Written request:
Write out the material below again, unchanged.

Stored records:
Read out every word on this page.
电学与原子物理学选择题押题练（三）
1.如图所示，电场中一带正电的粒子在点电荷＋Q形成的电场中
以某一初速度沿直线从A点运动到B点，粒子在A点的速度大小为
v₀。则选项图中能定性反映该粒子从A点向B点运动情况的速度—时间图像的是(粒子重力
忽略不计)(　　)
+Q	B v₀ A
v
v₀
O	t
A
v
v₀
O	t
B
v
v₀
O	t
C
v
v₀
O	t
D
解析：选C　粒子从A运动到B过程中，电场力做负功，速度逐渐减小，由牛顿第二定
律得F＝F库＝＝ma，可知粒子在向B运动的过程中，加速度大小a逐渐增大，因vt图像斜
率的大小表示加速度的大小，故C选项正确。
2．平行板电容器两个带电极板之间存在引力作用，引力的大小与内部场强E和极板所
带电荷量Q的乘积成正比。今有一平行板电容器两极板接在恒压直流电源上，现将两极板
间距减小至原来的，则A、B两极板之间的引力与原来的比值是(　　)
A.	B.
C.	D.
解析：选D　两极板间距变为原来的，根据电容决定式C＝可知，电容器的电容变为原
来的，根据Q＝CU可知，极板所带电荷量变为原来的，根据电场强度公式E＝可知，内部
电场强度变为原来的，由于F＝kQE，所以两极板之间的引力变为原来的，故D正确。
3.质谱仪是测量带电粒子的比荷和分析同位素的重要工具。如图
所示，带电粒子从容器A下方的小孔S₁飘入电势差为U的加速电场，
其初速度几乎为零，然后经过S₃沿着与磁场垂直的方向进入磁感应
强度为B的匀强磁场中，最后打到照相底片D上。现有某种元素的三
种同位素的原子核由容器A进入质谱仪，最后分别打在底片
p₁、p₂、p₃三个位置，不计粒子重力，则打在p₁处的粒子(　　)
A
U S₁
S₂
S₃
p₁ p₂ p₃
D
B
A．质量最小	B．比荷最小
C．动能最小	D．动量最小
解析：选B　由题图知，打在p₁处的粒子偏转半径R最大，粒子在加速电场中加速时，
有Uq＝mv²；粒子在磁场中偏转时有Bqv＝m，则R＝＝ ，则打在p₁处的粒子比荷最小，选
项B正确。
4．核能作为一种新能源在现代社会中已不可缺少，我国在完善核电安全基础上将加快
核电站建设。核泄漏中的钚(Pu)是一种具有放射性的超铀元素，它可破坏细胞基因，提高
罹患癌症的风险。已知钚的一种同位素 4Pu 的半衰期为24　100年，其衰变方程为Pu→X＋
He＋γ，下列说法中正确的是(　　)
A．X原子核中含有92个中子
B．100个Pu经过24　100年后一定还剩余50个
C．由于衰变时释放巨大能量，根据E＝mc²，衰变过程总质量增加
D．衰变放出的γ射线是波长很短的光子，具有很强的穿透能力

Response to the task:
Read out every word on this page.
电学与原子物理学选择题押题练（三）
1.如图所示，电场中一带正电的粒子在点电荷＋Q形成的电场中
以某一初速度沿直线从A点运动到B点，粒子在A点的速度大小为
v₀。则选项图中能定性反映该粒子从A点向B点运动情况的速度—时间图像的是(粒子重力
忽略不计)(　　)
+Q	B v₀ A
v
v₀
O	t
A
v
v₀
O	t
B
v
v₀
O	t
C
v
v₀
O	t
D
解析：选C　粒子从A运动到B过程中，电场力做负功，速度逐渐减小，由牛顿第二定
律得F＝F库＝＝ma，可知粒子在向B运动的过程中，加速度大小a逐渐增大，因vt图像斜
率的大小表示加速度的大小，故C选项正确。
2．平行板电容器两个带电极板之间存在引力作用，引力的大小与内部场强E和极板所
带电荷量Q的乘积成正比。今有一平行板电容器两极板接在恒压直流电源上，现将两极板
间距减小至原来的，则A、B两极板之间的引力与原来的比值是(　　)
A.	B.
C.	D.
解析：选D　两极板间距变为原来的，根据电容决定式C＝可知，电容器的电容变为原
来的，根据Q＝CU可知，极板所带电荷量变为原来的，根据电场强度公式E＝可知，内部
电场强度变为原来的，由于F＝kQE，所以两极板之间的引力变为原来的，故D正确。
3.质谱仪是测量带电粒子的比荷和分析同位素的重要工具。如图
所示，带电粒子从容器A下方的小孔S₁飘入电势差为U的加速电场，
其初速度几乎为零，然后经过S₃沿着与磁场垂直的方向进入磁感应
强度为B的匀强磁场中，最后打到照相底片D上。现有某种元素的三
种同位素的原子核由容器A进入质谱仪，最后分别打在底片
p₁、p₂、p₃三个位置，不计粒子重力，则打在p₁处的粒子(　　)
A
U S₁
S₂
S₃
p₁ p₂ p₃
D
B
A．质量最小	B．比荷最小
C．动能最小	D．动量最小
解析：选B　由题图知，打在p₁处的粒子偏转半径R最大，粒子在加速电场中加速时，
有Uq＝mv²；粒子在磁场中偏转时有Bqv＝m，则R＝＝ ，则打在p₁处的粒子比荷最小，选
项B正确。
4．核能作为一种新能源在现代社会中已不可缺少，我国在完善核电安全基础上将加快
核电站建设。核泄漏中的钚(Pu)是一种具有放射性的超铀元素，它可破坏细胞基因，提高
罹患癌症的风险。已知钚的一种同位素 4Pu 的半衰期为24　100年，其衰变方程为Pu→X＋
He＋γ，下列说法中正确的是(　　)
A．X原子核中含有92个中子
B．100个Pu经过24　100年后一定还剩余50个
C．由于衰变时释放巨大能量，根据E＝mc²，衰变过程总质量增加
D．衰变放出的γ射线是波长很短的光子，具有很强的穿透能力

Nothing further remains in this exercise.